> [INSTRUCTIONS TO FOLLOW] In the entries below, find the lines that contain the word "texte" and copy them.

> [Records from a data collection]
-------

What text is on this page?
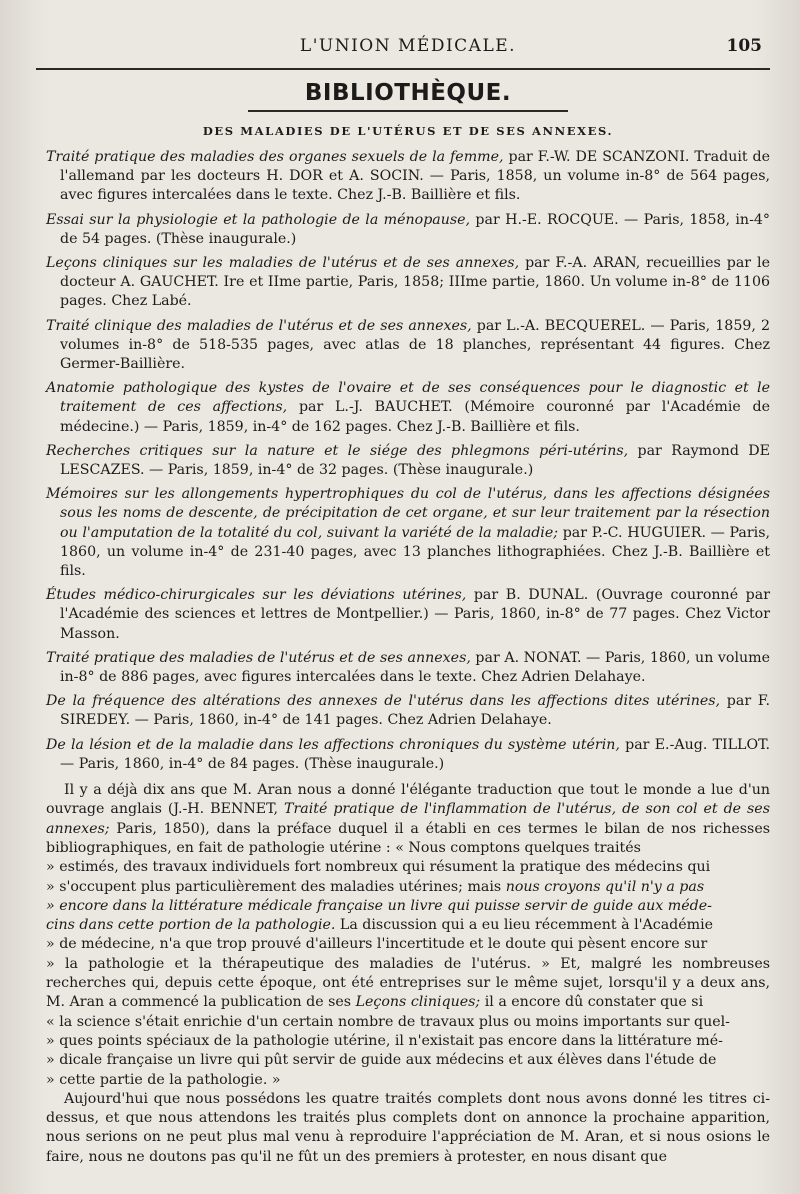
L'UNION MÉDICALE.	105
BIBLIOTHÈQUE.
DES MALADIES DE L'UTÉRUS ET DE SES ANNEXES.
Traité pratique des maladies des organes sexuels de la femme, par F.-W. DE SCANZONI. Traduit de l'allemand par les docteurs H. DOR et A. SOCIN. — Paris, 1858, un volume in-8° de 564 pages, avec figures intercalées dans le texte. Chez J.-B. Baillière et fils.
Essai sur la physiologie et la pathologie de la ménopause, par H.-E. ROCQUE. — Paris, 1858, in-4° de 54 pages. (Thèse inaugurale.)
Leçons cliniques sur les maladies de l'utérus et de ses annexes, par F.-A. ARAN, recueillies par le docteur A. GAUCHET. Ire et IIme partie, Paris, 1858; IIIme partie, 1860. Un volume in-8° de 1106 pages. Chez Labé.
Traité clinique des maladies de l'utérus et de ses annexes, par L.-A. BECQUEREL. — Paris, 1859, 2 volumes in-8° de 518-535 pages, avec atlas de 18 planches, représentant 44 figures. Chez Germer-Baillière.
Anatomie pathologique des kystes de l'ovaire et de ses conséquences pour le diagnostic et le traitement de ces affections, par L.-J. BAUCHET. (Mémoire couronné par l'Académie de médecine.) — Paris, 1859, in-4° de 162 pages. Chez J.-B. Baillière et fils.
Recherches critiques sur la nature et le siége des phlegmons péri-utérins, par Raymond DE LESCAZES. — Paris, 1859, in-4° de 32 pages. (Thèse inaugurale.)
Mémoires sur les allongements hypertrophiques du col de l'utérus, dans les affections désignées sous les noms de descente, de précipitation de cet organe, et sur leur traitement par la résection ou l'amputation de la totalité du col, suivant la variété de la maladie; par P.-C. HUGUIER. — Paris, 1860, un volume in-4° de 231-40 pages, avec 13 planches lithographiées. Chez J.-B. Baillière et fils.
Études médico-chirurgicales sur les déviations utérines, par B. DUNAL. (Ouvrage couronné par l'Académie des sciences et lettres de Montpellier.) — Paris, 1860, in-8° de 77 pages. Chez Victor Masson.
Traité pratique des maladies de l'utérus et de ses annexes, par A. NONAT. — Paris, 1860, un volume in-8° de 886 pages, avec figures intercalées dans le texte. Chez Adrien Delahaye.
De la fréquence des altérations des annexes de l'utérus dans les affections dites utérines, par F. SIREDEY. — Paris, 1860, in-4° de 141 pages. Chez Adrien Delahaye.
De la lésion et de la maladie dans les affections chroniques du système utérin, par E.-Aug. TILLOT. — Paris, 1860, in-4° de 84 pages. (Thèse inaugurale.)

Il y a déjà dix ans que M. Aran nous a donné l'élégante traduction que tout le monde a lue d'un ouvrage anglais (J.-H. BENNET, Traité pratique de l'inflammation de l'utérus, de son col et de ses annexes; Paris, 1850), dans la préface duquel il a établi en ces termes le bilan de nos richesses bibliographiques, en fait de pathologie utérine : « Nous comptons quelques traités
» estimés, des travaux individuels fort nombreux qui résument la pratique des médecins qui
» s'occupent plus particulièrement des maladies utérines; mais nous croyons qu'il n'y a pas
» encore dans la littérature médicale française un livre qui puisse servir de guide aux méde-
cins dans cette portion de la pathologie. La discussion qui a eu lieu récemment à l'Académie
» de médecine, n'a que trop prouvé d'ailleurs l'incertitude et le doute qui pèsent encore sur
» la pathologie et la thérapeutique des maladies de l'utérus. » Et, malgré les nombreuses recherches qui, depuis cette époque, ont été entreprises sur le même sujet, lorsqu'il y a deux ans, M. Aran a commencé la publication de ses Leçons cliniques; il a encore dû constater que si
« la science s'était enrichie d'un certain nombre de travaux plus ou moins importants sur quel-
» ques points spéciaux de la pathologie utérine, il n'existait pas encore dans la littérature mé-
» dicale française un livre qui pût servir de guide aux médecins et aux élèves dans l'étude de
» cette partie de la pathologie. »

Aujourd'hui que nous possédons les quatre traités complets dont nous avons donné les titres ci-dessus, et que nous attendons les traités plus complets dont on annonce la prochaine apparition, nous serions on ne peut plus mal venu à reproduire l'appréciation de M. Aran, et si nous osions le faire, nous ne doutons pas qu'il ne fût un des premiers à protester, en nous disant que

-------

> [RIGHT ANSWER]
Traité pratique des maladies des organes sexuels de la femme, par F.-W. DE SCANZONI. Traduit de l'allemand par les docteurs H. DOR et A. SOCIN. — Paris, 1858, un volume in-8° de 564 pages, avec figures intercalées dans le texte. Chez J.-B. Baillière et fils.
Traité pratique des maladies de l'utérus et de ses annexes, par A. NONAT. — Paris, 1860, un volume in-8° de 886 pages, avec figures intercalées dans le texte. Chez Adrien Delahaye.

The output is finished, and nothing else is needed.